▸ **Data extracted from a collection**:
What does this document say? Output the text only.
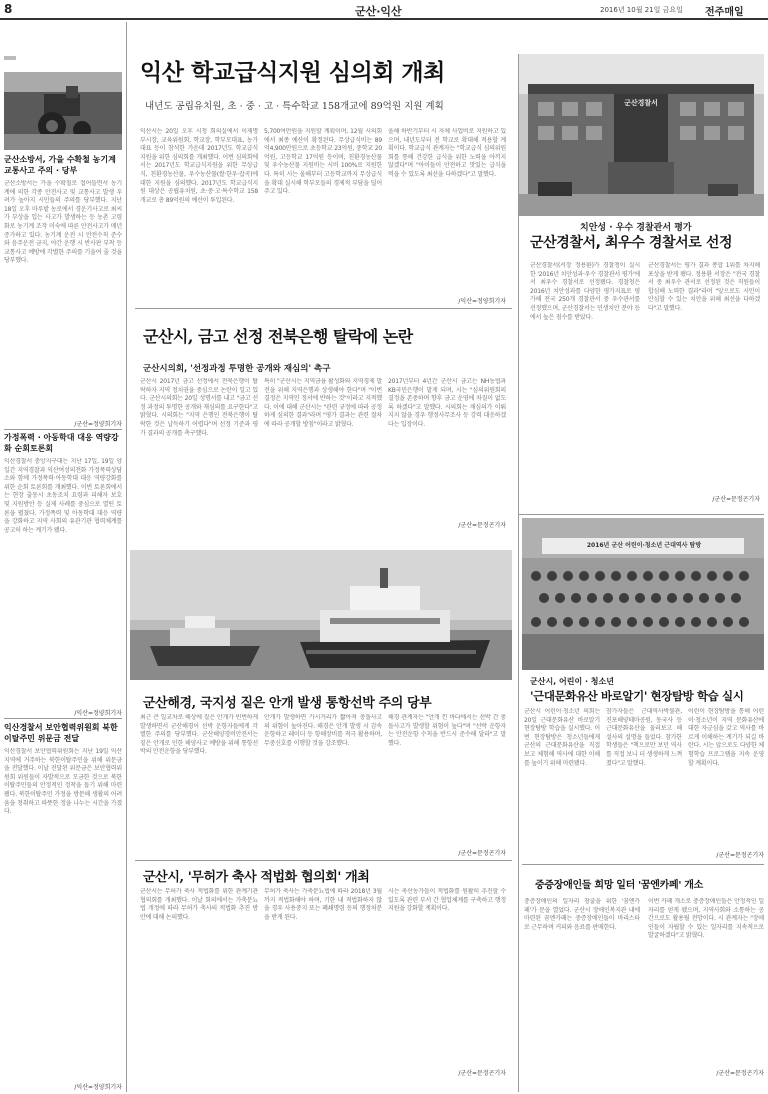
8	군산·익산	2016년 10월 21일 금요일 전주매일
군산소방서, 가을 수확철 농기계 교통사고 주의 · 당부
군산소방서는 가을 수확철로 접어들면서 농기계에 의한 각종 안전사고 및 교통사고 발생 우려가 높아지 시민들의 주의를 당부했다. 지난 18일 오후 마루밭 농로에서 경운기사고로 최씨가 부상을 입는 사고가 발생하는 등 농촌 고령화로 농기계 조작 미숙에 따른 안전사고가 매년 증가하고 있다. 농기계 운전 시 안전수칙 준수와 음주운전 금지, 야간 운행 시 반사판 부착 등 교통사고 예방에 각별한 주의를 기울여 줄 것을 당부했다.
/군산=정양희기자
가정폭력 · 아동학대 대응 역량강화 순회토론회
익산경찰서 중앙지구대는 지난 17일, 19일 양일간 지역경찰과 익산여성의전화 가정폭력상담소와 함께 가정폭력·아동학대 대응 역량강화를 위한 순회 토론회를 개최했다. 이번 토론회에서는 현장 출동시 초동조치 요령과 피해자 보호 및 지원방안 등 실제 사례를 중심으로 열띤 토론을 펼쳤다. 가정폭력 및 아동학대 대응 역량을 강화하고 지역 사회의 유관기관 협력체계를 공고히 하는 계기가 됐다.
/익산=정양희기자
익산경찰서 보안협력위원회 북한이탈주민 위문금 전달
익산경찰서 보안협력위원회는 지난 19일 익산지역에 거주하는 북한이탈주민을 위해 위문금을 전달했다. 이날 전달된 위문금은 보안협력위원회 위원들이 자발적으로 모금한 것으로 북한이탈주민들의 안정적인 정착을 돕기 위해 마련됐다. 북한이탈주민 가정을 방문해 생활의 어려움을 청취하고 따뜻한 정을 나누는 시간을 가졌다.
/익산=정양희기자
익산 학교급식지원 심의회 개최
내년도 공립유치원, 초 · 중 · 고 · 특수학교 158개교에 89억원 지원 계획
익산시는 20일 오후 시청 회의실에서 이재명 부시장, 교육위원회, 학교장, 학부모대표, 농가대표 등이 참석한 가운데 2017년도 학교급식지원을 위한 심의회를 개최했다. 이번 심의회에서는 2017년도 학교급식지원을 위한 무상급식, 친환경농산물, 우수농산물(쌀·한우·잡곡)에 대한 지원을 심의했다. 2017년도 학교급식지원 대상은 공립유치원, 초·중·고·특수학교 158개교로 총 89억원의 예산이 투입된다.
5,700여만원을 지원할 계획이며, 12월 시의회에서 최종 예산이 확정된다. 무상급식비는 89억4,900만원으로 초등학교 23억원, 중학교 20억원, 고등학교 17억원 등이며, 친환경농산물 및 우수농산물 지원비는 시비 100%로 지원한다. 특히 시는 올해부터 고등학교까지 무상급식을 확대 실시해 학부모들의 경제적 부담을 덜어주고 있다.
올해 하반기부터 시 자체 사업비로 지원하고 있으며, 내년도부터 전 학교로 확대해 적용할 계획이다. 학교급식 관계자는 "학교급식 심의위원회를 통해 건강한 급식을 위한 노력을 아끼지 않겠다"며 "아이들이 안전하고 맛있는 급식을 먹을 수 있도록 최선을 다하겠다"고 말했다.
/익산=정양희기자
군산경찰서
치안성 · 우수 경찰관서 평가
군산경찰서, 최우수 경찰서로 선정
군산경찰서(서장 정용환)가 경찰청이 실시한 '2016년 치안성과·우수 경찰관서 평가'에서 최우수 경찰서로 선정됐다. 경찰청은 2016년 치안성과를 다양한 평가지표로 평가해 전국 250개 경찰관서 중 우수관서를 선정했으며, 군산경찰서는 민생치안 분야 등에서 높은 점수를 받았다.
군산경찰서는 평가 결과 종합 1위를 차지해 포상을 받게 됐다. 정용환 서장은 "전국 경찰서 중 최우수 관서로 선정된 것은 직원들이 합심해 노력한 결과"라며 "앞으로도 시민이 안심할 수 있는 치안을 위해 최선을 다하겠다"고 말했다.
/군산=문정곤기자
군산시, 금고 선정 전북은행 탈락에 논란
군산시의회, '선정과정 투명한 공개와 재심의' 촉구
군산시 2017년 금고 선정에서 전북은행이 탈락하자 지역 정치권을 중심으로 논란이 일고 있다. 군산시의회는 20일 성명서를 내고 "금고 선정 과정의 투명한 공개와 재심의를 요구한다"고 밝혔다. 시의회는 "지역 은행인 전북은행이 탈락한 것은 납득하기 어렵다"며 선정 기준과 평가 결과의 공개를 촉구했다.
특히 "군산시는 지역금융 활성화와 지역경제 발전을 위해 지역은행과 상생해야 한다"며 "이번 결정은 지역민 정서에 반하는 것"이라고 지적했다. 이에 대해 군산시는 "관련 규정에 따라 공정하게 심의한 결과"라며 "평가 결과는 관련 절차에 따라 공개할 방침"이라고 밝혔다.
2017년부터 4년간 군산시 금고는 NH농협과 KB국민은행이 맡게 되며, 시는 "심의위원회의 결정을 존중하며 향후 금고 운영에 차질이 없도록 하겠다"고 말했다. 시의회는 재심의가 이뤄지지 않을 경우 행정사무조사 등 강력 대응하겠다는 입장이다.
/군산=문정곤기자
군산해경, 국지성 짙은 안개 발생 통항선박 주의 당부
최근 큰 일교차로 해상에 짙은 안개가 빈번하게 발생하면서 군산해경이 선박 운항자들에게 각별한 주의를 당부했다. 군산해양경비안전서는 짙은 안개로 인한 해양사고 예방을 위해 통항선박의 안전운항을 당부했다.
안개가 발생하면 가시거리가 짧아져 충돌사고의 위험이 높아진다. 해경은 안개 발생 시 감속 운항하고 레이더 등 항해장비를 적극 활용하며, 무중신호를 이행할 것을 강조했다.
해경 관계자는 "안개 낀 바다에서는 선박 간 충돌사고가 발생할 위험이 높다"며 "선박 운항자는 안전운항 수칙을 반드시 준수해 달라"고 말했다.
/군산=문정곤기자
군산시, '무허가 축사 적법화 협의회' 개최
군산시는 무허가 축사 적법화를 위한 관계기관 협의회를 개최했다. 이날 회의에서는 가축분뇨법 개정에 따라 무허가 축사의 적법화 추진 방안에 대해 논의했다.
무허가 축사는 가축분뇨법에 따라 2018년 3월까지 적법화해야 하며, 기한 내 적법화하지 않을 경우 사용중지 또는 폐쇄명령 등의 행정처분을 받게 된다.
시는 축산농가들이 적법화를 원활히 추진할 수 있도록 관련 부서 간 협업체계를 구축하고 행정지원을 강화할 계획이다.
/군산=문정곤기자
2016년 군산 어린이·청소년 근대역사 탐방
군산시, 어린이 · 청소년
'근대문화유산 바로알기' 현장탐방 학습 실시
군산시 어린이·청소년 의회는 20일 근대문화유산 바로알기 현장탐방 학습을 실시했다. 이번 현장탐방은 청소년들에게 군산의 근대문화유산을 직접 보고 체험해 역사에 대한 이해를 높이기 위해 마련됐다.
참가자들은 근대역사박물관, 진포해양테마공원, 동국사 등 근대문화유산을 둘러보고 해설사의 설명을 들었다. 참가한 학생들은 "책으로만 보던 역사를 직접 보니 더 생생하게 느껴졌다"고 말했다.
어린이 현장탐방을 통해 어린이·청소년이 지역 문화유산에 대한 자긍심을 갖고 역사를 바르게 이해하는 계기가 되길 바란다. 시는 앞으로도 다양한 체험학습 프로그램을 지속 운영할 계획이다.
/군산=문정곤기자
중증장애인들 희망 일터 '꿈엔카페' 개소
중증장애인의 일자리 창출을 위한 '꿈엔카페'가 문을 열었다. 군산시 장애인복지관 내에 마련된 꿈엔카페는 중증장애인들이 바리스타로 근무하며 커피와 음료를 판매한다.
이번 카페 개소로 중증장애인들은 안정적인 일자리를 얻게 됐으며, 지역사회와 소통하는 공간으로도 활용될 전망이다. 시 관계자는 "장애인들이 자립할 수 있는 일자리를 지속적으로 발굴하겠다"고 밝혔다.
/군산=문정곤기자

...

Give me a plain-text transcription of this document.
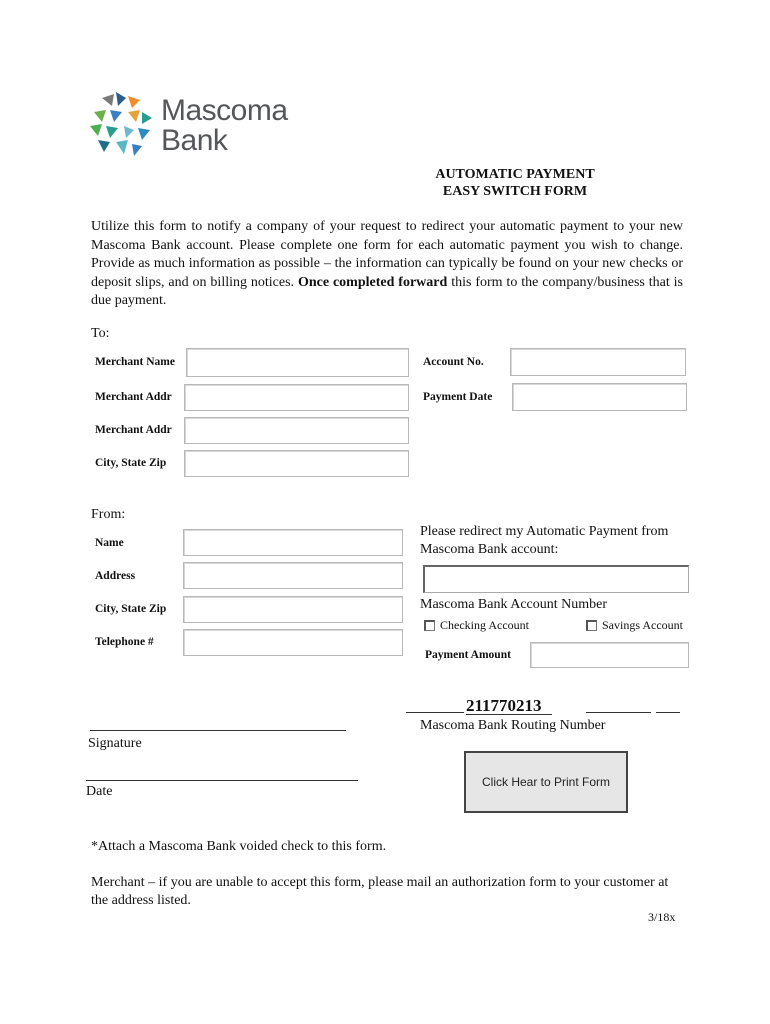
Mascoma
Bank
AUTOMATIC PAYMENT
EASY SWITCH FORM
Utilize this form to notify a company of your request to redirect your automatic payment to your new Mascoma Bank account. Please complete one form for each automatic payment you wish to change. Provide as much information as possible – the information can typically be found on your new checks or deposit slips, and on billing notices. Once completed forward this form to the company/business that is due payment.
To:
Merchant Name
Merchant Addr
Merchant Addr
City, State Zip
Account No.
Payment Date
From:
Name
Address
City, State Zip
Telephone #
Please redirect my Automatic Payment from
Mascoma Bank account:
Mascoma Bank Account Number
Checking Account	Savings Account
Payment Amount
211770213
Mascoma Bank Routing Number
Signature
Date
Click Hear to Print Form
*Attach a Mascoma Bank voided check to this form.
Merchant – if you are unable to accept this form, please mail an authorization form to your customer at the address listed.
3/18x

▸ **WHAT THE EXERCISE ASKS**:
Copy in full each line that holds the word "군산경찰서는".

▸ **REPLY**:
군산경찰서(서장 정용환)가 경찰청이 실시한 '2016년 치안성과·우수 경찰관서 평가'에서 최우수 경찰서로 선정됐다. 경찰청은 2016년 치안성과를 다양한 평가지표로 평가해 전국 250개 경찰관서 중 우수관서를 선정했으며, 군산경찰서는 민생치안 분야 등에서 높은 점수를 받았다.
군산경찰서는 평가 결과 종합 1위를 차지해 포상을 받게 됐다. 정용환 서장은 "전국 경찰서 중 최우수 관서로 선정된 것은 직원들이 합심해 노력한 결과"라며 "앞으로도 시민이 안심할 수 있는 치안을 위해 최선을 다하겠다"고 말했다.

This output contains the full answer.